• Your goal: Take every line from the listing below that contains "label".

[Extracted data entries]
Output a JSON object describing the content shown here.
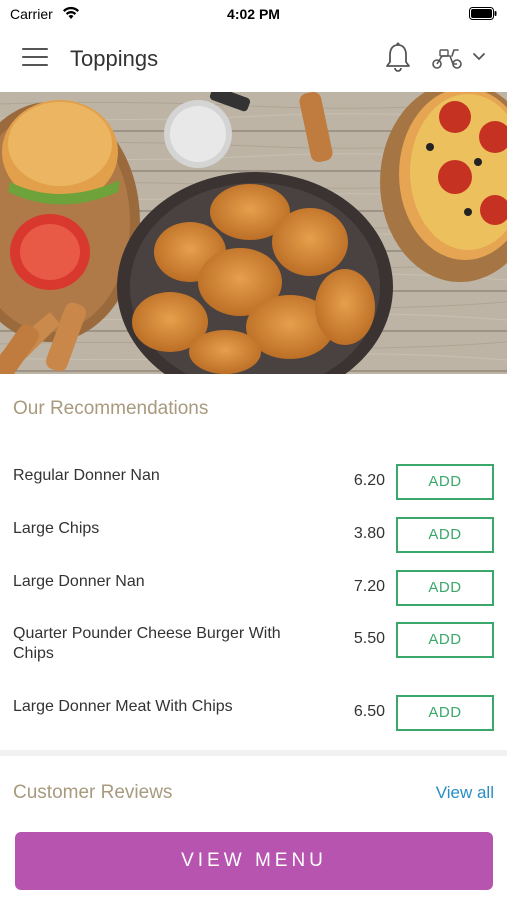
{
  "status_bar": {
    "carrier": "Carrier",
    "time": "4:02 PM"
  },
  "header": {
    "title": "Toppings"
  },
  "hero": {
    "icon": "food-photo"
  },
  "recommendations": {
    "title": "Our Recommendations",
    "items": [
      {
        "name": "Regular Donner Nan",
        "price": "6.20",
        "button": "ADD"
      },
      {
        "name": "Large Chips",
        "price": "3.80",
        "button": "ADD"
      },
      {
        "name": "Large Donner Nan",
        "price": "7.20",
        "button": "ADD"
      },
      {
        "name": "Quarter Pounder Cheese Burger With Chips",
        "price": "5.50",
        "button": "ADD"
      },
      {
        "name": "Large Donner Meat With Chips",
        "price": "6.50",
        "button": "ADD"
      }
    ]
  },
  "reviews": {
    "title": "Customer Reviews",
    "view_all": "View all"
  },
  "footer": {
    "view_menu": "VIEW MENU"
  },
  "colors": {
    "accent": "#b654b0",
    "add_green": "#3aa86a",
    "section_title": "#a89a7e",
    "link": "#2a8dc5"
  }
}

--

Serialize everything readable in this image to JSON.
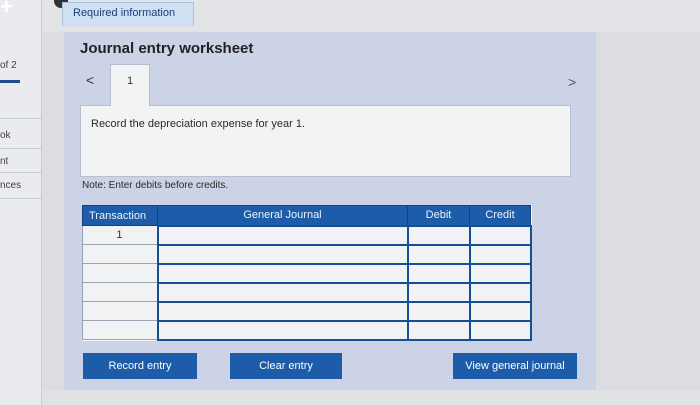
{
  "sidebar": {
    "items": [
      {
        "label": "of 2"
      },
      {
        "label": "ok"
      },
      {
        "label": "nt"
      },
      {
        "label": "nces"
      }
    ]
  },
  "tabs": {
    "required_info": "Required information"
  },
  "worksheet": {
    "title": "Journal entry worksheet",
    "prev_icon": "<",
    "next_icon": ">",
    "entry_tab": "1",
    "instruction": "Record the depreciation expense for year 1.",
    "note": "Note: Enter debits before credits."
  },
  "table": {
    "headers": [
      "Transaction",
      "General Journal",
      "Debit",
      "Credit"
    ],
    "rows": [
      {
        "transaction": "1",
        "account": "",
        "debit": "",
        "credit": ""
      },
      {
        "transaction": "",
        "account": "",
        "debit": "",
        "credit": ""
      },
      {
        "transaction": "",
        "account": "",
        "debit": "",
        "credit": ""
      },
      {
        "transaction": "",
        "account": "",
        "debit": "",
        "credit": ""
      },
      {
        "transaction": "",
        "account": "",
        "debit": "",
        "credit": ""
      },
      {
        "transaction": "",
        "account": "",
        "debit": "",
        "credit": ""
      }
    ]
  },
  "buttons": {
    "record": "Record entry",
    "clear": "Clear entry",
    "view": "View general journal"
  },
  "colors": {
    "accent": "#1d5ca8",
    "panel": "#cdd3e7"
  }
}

• Answer to this exercise:
        "label": "of 2"
        "label": "ok"
        "label": "nt"
        "label": "nces"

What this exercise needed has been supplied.